-- start GIVEN INFORMATION --

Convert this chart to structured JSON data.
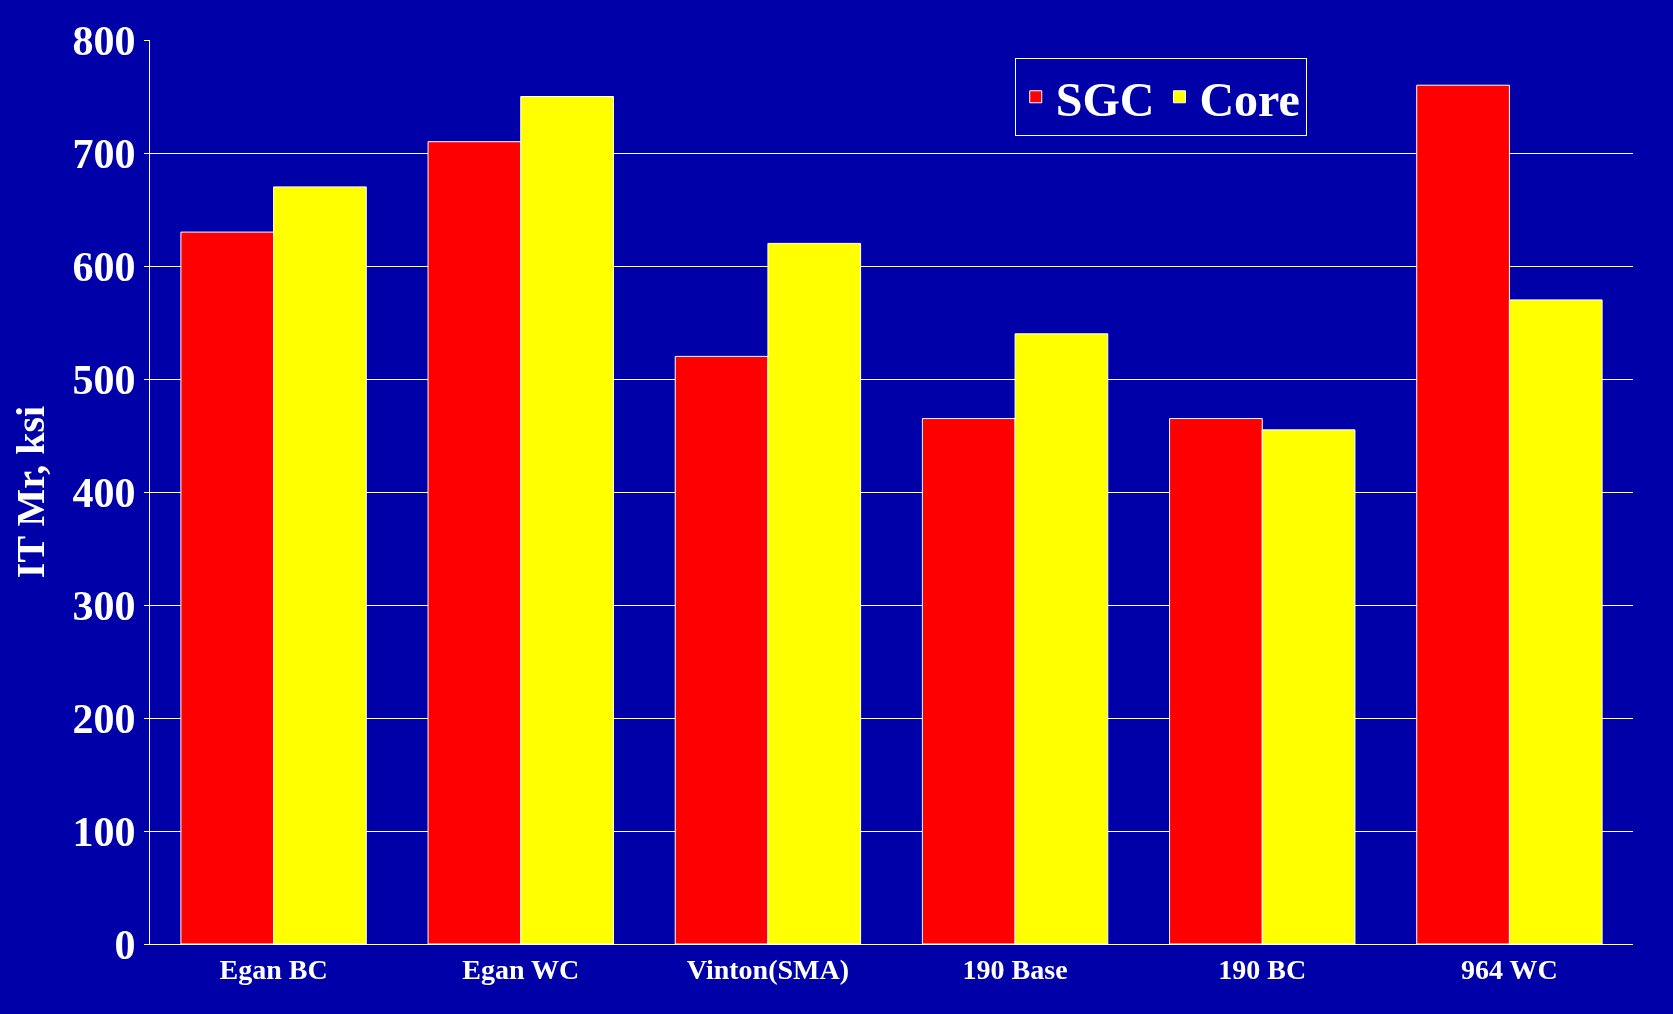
{
  "chart_data": {
    "type": "bar",
    "ylabel": "IT Mr, ksi",
    "categories": [
      "Egan BC",
      "Egan WC",
      "Vinton(SMA)",
      "190 Base",
      "190 BC",
      "964 WC"
    ],
    "series": [
      {
        "name": "SGC",
        "color": "#ff0000",
        "values": [
          630,
          710,
          520,
          465,
          465,
          760
        ]
      },
      {
        "name": "Core",
        "color": "#ffff00",
        "values": [
          670,
          750,
          620,
          540,
          455,
          570
        ]
      }
    ],
    "ylim": [
      0,
      800
    ],
    "yticks": [
      0,
      100,
      200,
      300,
      400,
      500,
      600,
      700,
      800
    ],
    "grid": "y",
    "legend": "top right"
  }
}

-- end GIVEN INFORMATION --

PROBLEM STATEMENT
Every entry must be written out exactly, with all pictures left out.

RIGHT ANSWER
Convert this chart to structured JSON data.
{
  "chart_data": {
    "type": "bar",
    "ylabel": "IT Mr, ksi",
    "categories": [
      "Egan BC",
      "Egan WC",
      "Vinton(SMA)",
      "190 Base",
      "190 BC",
      "964 WC"
    ],
    "series": [
      {
        "name": "SGC",
        "color": "#ff0000",
        "values": [
          630,
          710,
          520,
          465,
          465,
          760
        ]
      },
      {
        "name": "Core",
        "color": "#ffff00",
        "values": [
          670,
          750,
          620,
          540,
          455,
          570
        ]
      }
    ],
    "ylim": [
      0,
      800
    ],
    "yticks": [
      0,
      100,
      200,
      300,
      400,
      500,
      600,
      700,
      800
    ],
    "grid": "y",
    "legend": "top right"
  }
}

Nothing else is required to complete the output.